> Work instructions:
Write the data below out exactly as it stands. Do not include the pictures.

> Data provided:

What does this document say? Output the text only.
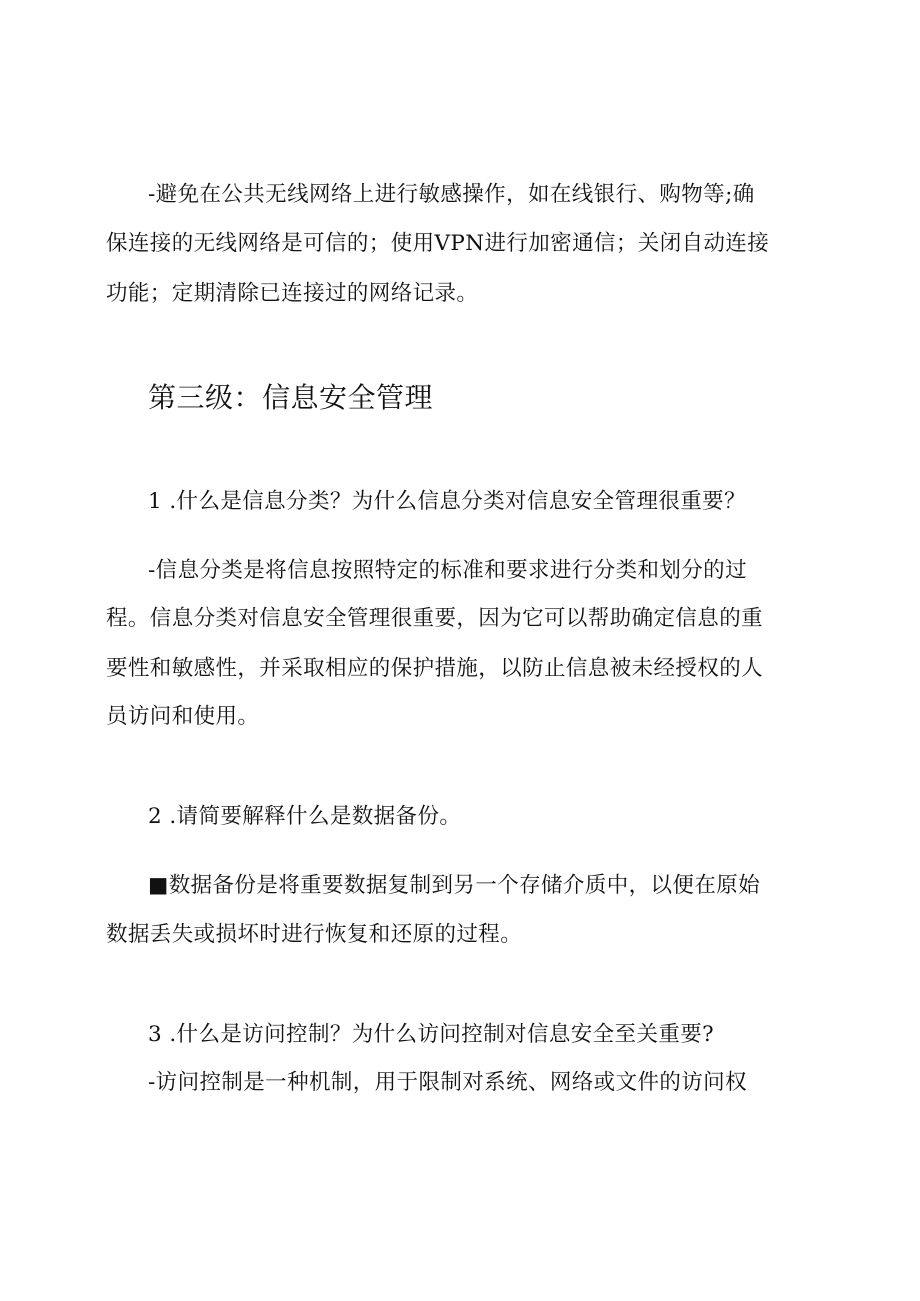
-避免在公共无线网络上进行敏感操作，如在线银行、购物等;确
保连接的无线网络是可信的；使用VPN进行加密通信；关闭自动连接
功能；定期清除已连接过的网络记录。
第三级：信息安全管理
1 .什么是信息分类？为什么信息分类对信息安全管理很重要？
-信息分类是将信息按照特定的标准和要求进行分类和划分的过
程。信息分类对信息安全管理很重要，因为它可以帮助确定信息的重
要性和敏感性，并采取相应的保护措施，以防止信息被未经授权的人
员访问和使用。
2 .请简要解释什么是数据备份。
■数据备份是将重要数据复制到另一个存储介质中，以便在原始
数据丢失或损坏时进行恢复和还原的过程。
3 .什么是访问控制？为什么访问控制对信息安全至关重要?
-访问控制是一种机制，用于限制对系统、网络或文件的访问权
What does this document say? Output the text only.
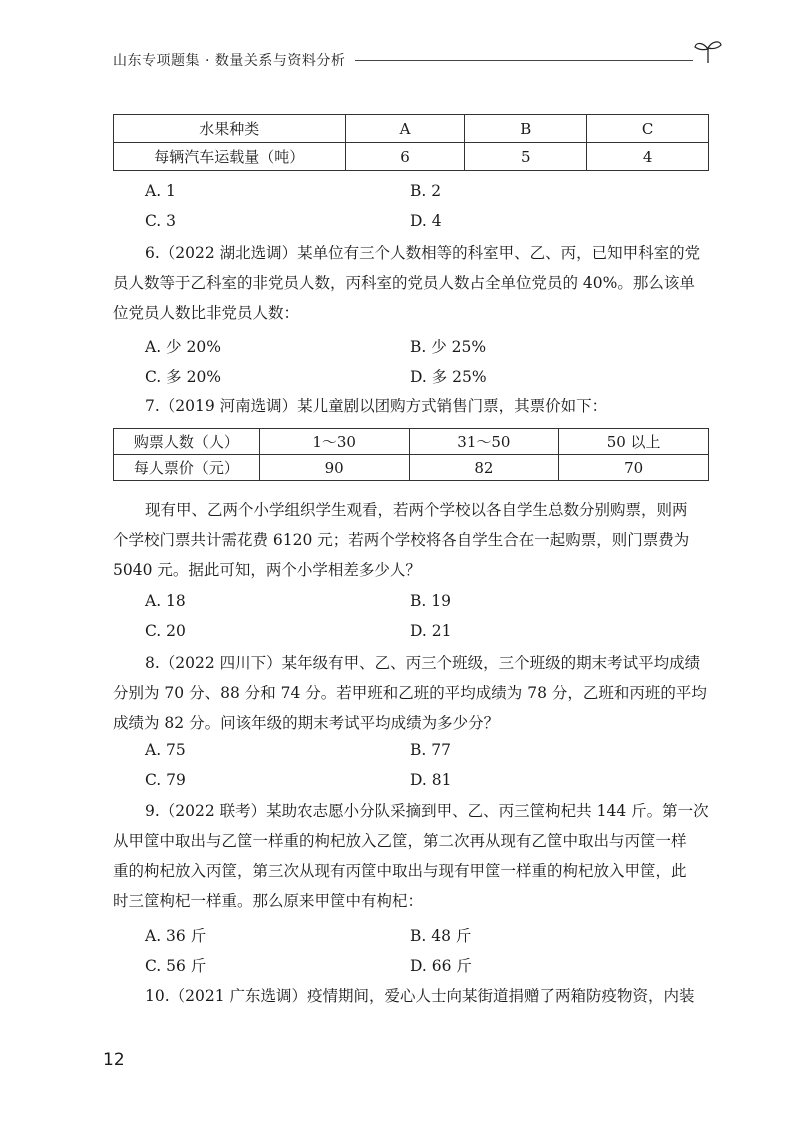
山东专项题集 · 数量关系与资料分析
水果种类	A	B	C
每辆汽车运载量（吨）	6	5	4
A. 1	B. 2
C. 3	D. 4
6.（2022 湖北选调）某单位有三个人数相等的科室甲、乙、丙，已知甲科室的党
员人数等于乙科室的非党员人数，丙科室的党员人数占全单位党员的 40%。那么该单
位党员人数比非党员人数：
A. 少 20%	B. 少 25%
C. 多 20%	D. 多 25%
7.（2019 河南选调）某儿童剧以团购方式销售门票，其票价如下：
购票人数（人）	1～30	31～50	50 以上
每人票价（元）	90	82	70
现有甲、乙两个小学组织学生观看，若两个学校以各自学生总数分别购票，则两
个学校门票共计需花费 6120 元；若两个学校将各自学生合在一起购票，则门票费为
5040 元。据此可知，两个小学相差多少人？
A. 18	B. 19
C. 20	D. 21
8.（2022 四川下）某年级有甲、乙、丙三个班级，三个班级的期末考试平均成绩
分别为 70 分、88 分和 74 分。若甲班和乙班的平均成绩为 78 分，乙班和丙班的平均
成绩为 82 分。问该年级的期末考试平均成绩为多少分？
A. 75	B. 77
C. 79	D. 81
9.（2022 联考）某助农志愿小分队采摘到甲、乙、丙三筐枸杞共 144 斤。第一次
从甲筐中取出与乙筐一样重的枸杞放入乙筐，第二次再从现有乙筐中取出与丙筐一样
重的枸杞放入丙筐，第三次从现有丙筐中取出与现有甲筐一样重的枸杞放入甲筐，此
时三筐枸杞一样重。那么原来甲筐中有枸杞：
A. 36 斤	B. 48 斤
C. 56 斤	D. 66 斤
10.（2021 广东选调）疫情期间，爱心人士向某街道捐赠了两箱防疫物资，内装
12
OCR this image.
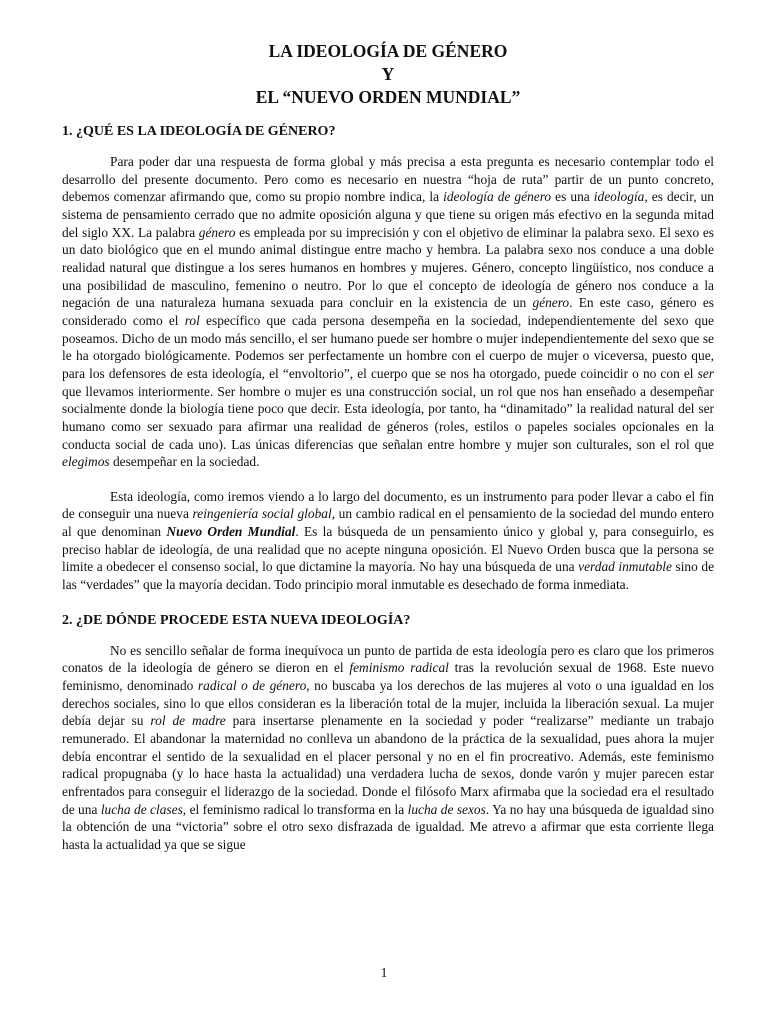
LA IDEOLOGÍA DE GÉNERO
Y
EL “NUEVO ORDEN MUNDIAL”
1. ¿QUÉ ES LA IDEOLOGÍA DE GÉNERO?

Para poder dar una respuesta de forma global y más precisa a esta pregunta es necesario contemplar todo el desarrollo del presente documento. Pero como es necesario en nuestra “hoja de ruta” partir de un punto concreto, debemos comenzar afirmando que, como su propio nombre indica, la ideología de género es una ideología, es decir, un sistema de pensamiento cerrado que no admite oposición alguna y que tiene su origen más efectivo en la segunda mitad del siglo XX. La palabra género es empleada por su imprecisión y con el objetivo de eliminar la palabra sexo. El sexo es un dato biológico que en el mundo animal distingue entre macho y hembra. La palabra sexo nos conduce a una doble realidad natural que distingue a los seres humanos en hombres y mujeres. Género, concepto lingüístico, nos conduce a una posibilidad de masculino, femenino o neutro. Por lo que el concepto de ideología de género nos conduce a la negación de una naturaleza humana sexuada para concluir en la existencia de un género. En este caso, género es considerado como el rol específico que cada persona desempeña en la sociedad, independientemente del sexo que poseamos. Dicho de un modo más sencillo, el ser humano puede ser hombre o mujer independientemente del sexo que se le ha otorgado biológicamente. Podemos ser perfectamente un hombre con el cuerpo de mujer o viceversa, puesto que, para los defensores de esta ideología, el “envoltorio”, el cuerpo que se nos ha otorgado, puede coincidir o no con el ser que llevamos interiormente. Ser hombre o mujer es una construcción social, un rol que nos han enseñado a desempeñar socialmente donde la biología tiene poco que decir. Esta ideología, por tanto, ha “dinamitado” la realidad natural del ser humano como ser sexuado para afirmar una realidad de géneros (roles, estilos o papeles sociales opcionales en la conducta social de cada uno). Las únicas diferencias que señalan entre hombre y mujer son culturales, son el rol que elegimos desempeñar en la sociedad.

Esta ideología, como iremos viendo a lo largo del documento, es un instrumento para poder llevar a cabo el fin de conseguir una nueva reingeniería social global, un cambio radical en el pensamiento de la sociedad del mundo entero al que denominan Nuevo Orden Mundial. Es la búsqueda de un pensamiento único y global y, para conseguirlo, es preciso hablar de ideología, de una realidad que no acepte ninguna oposición. El Nuevo Orden busca que la persona se limite a obedecer el consenso social, lo que dictamine la mayoría. No hay una búsqueda de una verdad inmutable sino de las “verdades” que la mayoría decidan. Todo principio moral inmutable es desechado de forma inmediata.

2. ¿DE DÓNDE PROCEDE ESTA NUEVA IDEOLOGÍA?

No es sencillo señalar de forma inequívoca un punto de partida de esta ideología pero es claro que los primeros conatos de la ideología de género se dieron en el feminismo radical tras la revolución sexual de 1968. Este nuevo feminismo, denominado radical o de género, no buscaba ya los derechos de las mujeres al voto o una igualdad en los derechos sociales, sino lo que ellos consideran es la liberación total de la mujer, incluida la liberación sexual. La mujer debía dejar su rol de madre para insertarse plenamente en la sociedad y poder “realizarse” mediante un trabajo remunerado. El abandonar la maternidad no conlleva un abandono de la práctica de la sexualidad, pues ahora la mujer debía encontrar el sentido de la sexualidad en el placer personal y no en el fin procreativo. Además, este feminismo radical propugnaba (y lo hace hasta la actualidad) una verdadera lucha de sexos, donde varón y mujer parecen estar enfrentados para conseguir el liderazgo de la sociedad. Donde el filósofo Marx afirmaba que la sociedad era el resultado de una lucha de clases, el feminismo radical lo transforma en la lucha de sexos. Ya no hay una búsqueda de igualdad sino la obtención de una “victoria” sobre el otro sexo disfrazada de igualdad. Me atrevo a afirmar que esta corriente llega hasta la actualidad ya que se sigue

1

> Response:
What does this document say? Output the text only.
-避免在公共无线网络上进行敏感操作，如在线银行、购物等;确
保连接的无线网络是可信的；使用VPN进行加密通信；关闭自动连接
功能；定期清除已连接过的网络记录。
第三级：信息安全管理
1 .什么是信息分类？为什么信息分类对信息安全管理很重要？
-信息分类是将信息按照特定的标准和要求进行分类和划分的过
程。信息分类对信息安全管理很重要，因为它可以帮助确定信息的重
要性和敏感性，并采取相应的保护措施，以防止信息被未经授权的人
员访问和使用。
2 .请简要解释什么是数据备份。
■数据备份是将重要数据复制到另一个存储介质中，以便在原始
数据丢失或损坏时进行恢复和还原的过程。
3 .什么是访问控制？为什么访问控制对信息安全至关重要?
-访问控制是一种机制，用于限制对系统、网络或文件的访问权
What does this document say? Output the text only.
山东专项题集 · 数量关系与资料分析
水果种类	A	B	C
每辆汽车运载量（吨）	6	5	4
A. 1	B. 2
C. 3	D. 4
6.（2022 湖北选调）某单位有三个人数相等的科室甲、乙、丙，已知甲科室的党
员人数等于乙科室的非党员人数，丙科室的党员人数占全单位党员的 40%。那么该单
位党员人数比非党员人数：
A. 少 20%	B. 少 25%
C. 多 20%	D. 多 25%
7.（2019 河南选调）某儿童剧以团购方式销售门票，其票价如下：
购票人数（人）	1～30	31～50	50 以上
每人票价（元）	90	82	70
现有甲、乙两个小学组织学生观看，若两个学校以各自学生总数分别购票，则两
个学校门票共计需花费 6120 元；若两个学校将各自学生合在一起购票，则门票费为
5040 元。据此可知，两个小学相差多少人？
A. 18	B. 19
C. 20	D. 21
8.（2022 四川下）某年级有甲、乙、丙三个班级，三个班级的期末考试平均成绩
分别为 70 分、88 分和 74 分。若甲班和乙班的平均成绩为 78 分，乙班和丙班的平均
成绩为 82 分。问该年级的期末考试平均成绩为多少分？
A. 75	B. 77
C. 79	D. 81
9.（2022 联考）某助农志愿小分队采摘到甲、乙、丙三筐枸杞共 144 斤。第一次
从甲筐中取出与乙筐一样重的枸杞放入乙筐，第二次再从现有乙筐中取出与丙筐一样
重的枸杞放入丙筐，第三次从现有丙筐中取出与现有甲筐一样重的枸杞放入甲筐，此
时三筐枸杞一样重。那么原来甲筐中有枸杞：
A. 36 斤	B. 48 斤
C. 56 斤	D. 66 斤
10.（2021 广东选调）疫情期间，爱心人士向某街道捐赠了两箱防疫物资，内装
12
OCR this image.
LA IDEOLOGÍA DE GÉNERO
Y
EL “NUEVO ORDEN MUNDIAL”
1. ¿QUÉ ES LA IDEOLOGÍA DE GÉNERO?

Para poder dar una respuesta de forma global y más precisa a esta pregunta es necesario contemplar todo el desarrollo del presente documento. Pero como es necesario en nuestra “hoja de ruta” partir de un punto concreto, debemos comenzar afirmando que, como su propio nombre indica, la ideología de género es una ideología, es decir, un sistema de pensamiento cerrado que no admite oposición alguna y que tiene su origen más efectivo en la segunda mitad del siglo XX. La palabra género es empleada por su imprecisión y con el objetivo de eliminar la palabra sexo. El sexo es un dato biológico que en el mundo animal distingue entre macho y hembra. La palabra sexo nos conduce a una doble realidad natural que distingue a los seres humanos en hombres y mujeres. Género, concepto lingüístico, nos conduce a una posibilidad de masculino, femenino o neutro. Por lo que el concepto de ideología de género nos conduce a la negación de una naturaleza humana sexuada para concluir en la existencia de un género. En este caso, género es considerado como el rol específico que cada persona desempeña en la sociedad, independientemente del sexo que poseamos. Dicho de un modo más sencillo, el ser humano puede ser hombre o mujer independientemente del sexo que se le ha otorgado biológicamente. Podemos ser perfectamente un hombre con el cuerpo de mujer o viceversa, puesto que, para los defensores de esta ideología, el “envoltorio”, el cuerpo que se nos ha otorgado, puede coincidir o no con el ser que llevamos interiormente. Ser hombre o mujer es una construcción social, un rol que nos han enseñado a desempeñar socialmente donde la biología tiene poco que decir. Esta ideología, por tanto, ha “dinamitado” la realidad natural del ser humano como ser sexuado para afirmar una realidad de géneros (roles, estilos o papeles sociales opcionales en la conducta social de cada uno). Las únicas diferencias que señalan entre hombre y mujer son culturales, son el rol que elegimos desempeñar en la sociedad.

Esta ideología, como iremos viendo a lo largo del documento, es un instrumento para poder llevar a cabo el fin de conseguir una nueva reingeniería social global, un cambio radical en el pensamiento de la sociedad del mundo entero al que denominan Nuevo Orden Mundial. Es la búsqueda de un pensamiento único y global y, para conseguirlo, es preciso hablar de ideología, de una realidad que no acepte ninguna oposición. El Nuevo Orden busca que la persona se limite a obedecer el consenso social, lo que dictamine la mayoría. No hay una búsqueda de una verdad inmutable sino de las “verdades” que la mayoría decidan. Todo principio moral inmutable es desechado de forma inmediata.

2. ¿DE DÓNDE PROCEDE ESTA NUEVA IDEOLOGÍA?

No es sencillo señalar de forma inequívoca un punto de partida de esta ideología pero es claro que los primeros conatos de la ideología de género se dieron en el feminismo radical tras la revolución sexual de 1968. Este nuevo feminismo, denominado radical o de género, no buscaba ya los derechos de las mujeres al voto o una igualdad en los derechos sociales, sino lo que ellos consideran es la liberación total de la mujer, incluida la liberación sexual. La mujer debía dejar su rol de madre para insertarse plenamente en la sociedad y poder “realizarse” mediante un trabajo remunerado. El abandonar la maternidad no conlleva un abandono de la práctica de la sexualidad, pues ahora la mujer debía encontrar el sentido de la sexualidad en el placer personal y no en el fin procreativo. Además, este feminismo radical propugnaba (y lo hace hasta la actualidad) una verdadera lucha de sexos, donde varón y mujer parecen estar enfrentados para conseguir el liderazgo de la sociedad. Donde el filósofo Marx afirmaba que la sociedad era el resultado de una lucha de clases, el feminismo radical lo transforma en la lucha de sexos. Ya no hay una búsqueda de igualdad sino la obtención de una “victoria” sobre el otro sexo disfrazada de igualdad. Me atrevo a afirmar que esta corriente llega hasta la actualidad ya que se sigue

1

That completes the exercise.